_What is needed_: Reproduce each line exactly, including spacing and punctuation.
---+---
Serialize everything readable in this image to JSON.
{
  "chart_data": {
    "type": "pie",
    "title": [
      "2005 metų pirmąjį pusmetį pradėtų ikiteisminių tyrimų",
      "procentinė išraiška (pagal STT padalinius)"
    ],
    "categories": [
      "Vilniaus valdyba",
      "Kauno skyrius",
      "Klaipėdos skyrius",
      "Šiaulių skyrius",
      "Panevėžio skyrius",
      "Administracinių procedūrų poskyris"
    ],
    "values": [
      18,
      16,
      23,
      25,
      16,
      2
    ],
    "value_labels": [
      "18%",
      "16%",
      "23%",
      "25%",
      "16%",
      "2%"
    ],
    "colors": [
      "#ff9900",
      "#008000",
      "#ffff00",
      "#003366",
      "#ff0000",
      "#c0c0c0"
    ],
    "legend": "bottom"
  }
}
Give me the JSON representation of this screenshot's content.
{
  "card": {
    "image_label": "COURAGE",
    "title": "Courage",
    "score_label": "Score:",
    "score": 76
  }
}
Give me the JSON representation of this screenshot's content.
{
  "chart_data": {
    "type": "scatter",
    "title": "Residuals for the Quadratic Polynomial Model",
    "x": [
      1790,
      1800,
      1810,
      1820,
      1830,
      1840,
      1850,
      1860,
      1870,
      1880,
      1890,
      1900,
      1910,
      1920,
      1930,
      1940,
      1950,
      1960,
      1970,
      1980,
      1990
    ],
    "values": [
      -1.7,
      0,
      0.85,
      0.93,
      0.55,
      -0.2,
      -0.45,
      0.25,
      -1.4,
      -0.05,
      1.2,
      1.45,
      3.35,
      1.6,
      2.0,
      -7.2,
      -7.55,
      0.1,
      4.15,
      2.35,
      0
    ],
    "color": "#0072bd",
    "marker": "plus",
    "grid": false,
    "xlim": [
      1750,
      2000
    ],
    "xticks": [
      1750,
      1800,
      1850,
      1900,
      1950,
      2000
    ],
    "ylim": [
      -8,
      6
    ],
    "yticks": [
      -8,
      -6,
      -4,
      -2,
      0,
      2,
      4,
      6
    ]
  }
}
---+---
_Exercise response_:
Serialize everything readable in this image to JSON.
{
  "chart_data": {
    "type": "pie",
    "title": [
      "2005 metų pirmąjį pusmetį pradėtų ikiteisminių tyrimų",
      "procentinė išraiška (pagal STT padalinius)"
    ],
    "categories": [
      "Vilniaus valdyba",
      "Kauno skyrius",
      "Klaipėdos skyrius",
      "Šiaulių skyrius",
      "Panevėžio skyrius",
      "Administracinių procedūrų poskyris"
    ],
    "values": [
      18,
      16,
      23,
      25,
      16,
      2
    ],
    "value_labels": [
      "18%",
      "16%",
      "23%",
      "25%",
      "16%",
      "2%"
    ],
    "colors": [
      "#ff9900",
      "#008000",
      "#ffff00",
      "#003366",
      "#ff0000",
      "#c0c0c0"
    ],
    "legend": "bottom"
  }
}
Give me the JSON representation of this screenshot's content.
{
  "card": {
    "image_label": "COURAGE",
    "title": "Courage",
    "score_label": "Score:",
    "score": 76
  }
}
Give me the JSON representation of this screenshot's content.
{
  "chart_data": {
    "type": "scatter",
    "title": "Residuals for the Quadratic Polynomial Model",
    "x": [
      1790,
      1800,
      1810,
      1820,
      1830,
      1840,
      1850,
      1860,
      1870,
      1880,
      1890,
      1900,
      1910,
      1920,
      1930,
      1940,
      1950,
      1960,
      1970,
      1980,
      1990
    ],
    "values": [
      -1.7,
      0,
      0.85,
      0.93,
      0.55,
      -0.2,
      -0.45,
      0.25,
      -1.4,
      -0.05,
      1.2,
      1.45,
      3.35,
      1.6,
      2.0,
      -7.2,
      -7.55,
      0.1,
      4.15,
      2.35,
      0
    ],
    "color": "#0072bd",
    "marker": "plus",
    "grid": false,
    "xlim": [
      1750,
      2000
    ],
    "xticks": [
      1750,
      1800,
      1850,
      1900,
      1950,
      2000
    ],
    "ylim": [
      -8,
      6
    ],
    "yticks": [
      -8,
      -6,
      -4,
      -2,
      0,
      2,
      4,
      6
    ]
  }
}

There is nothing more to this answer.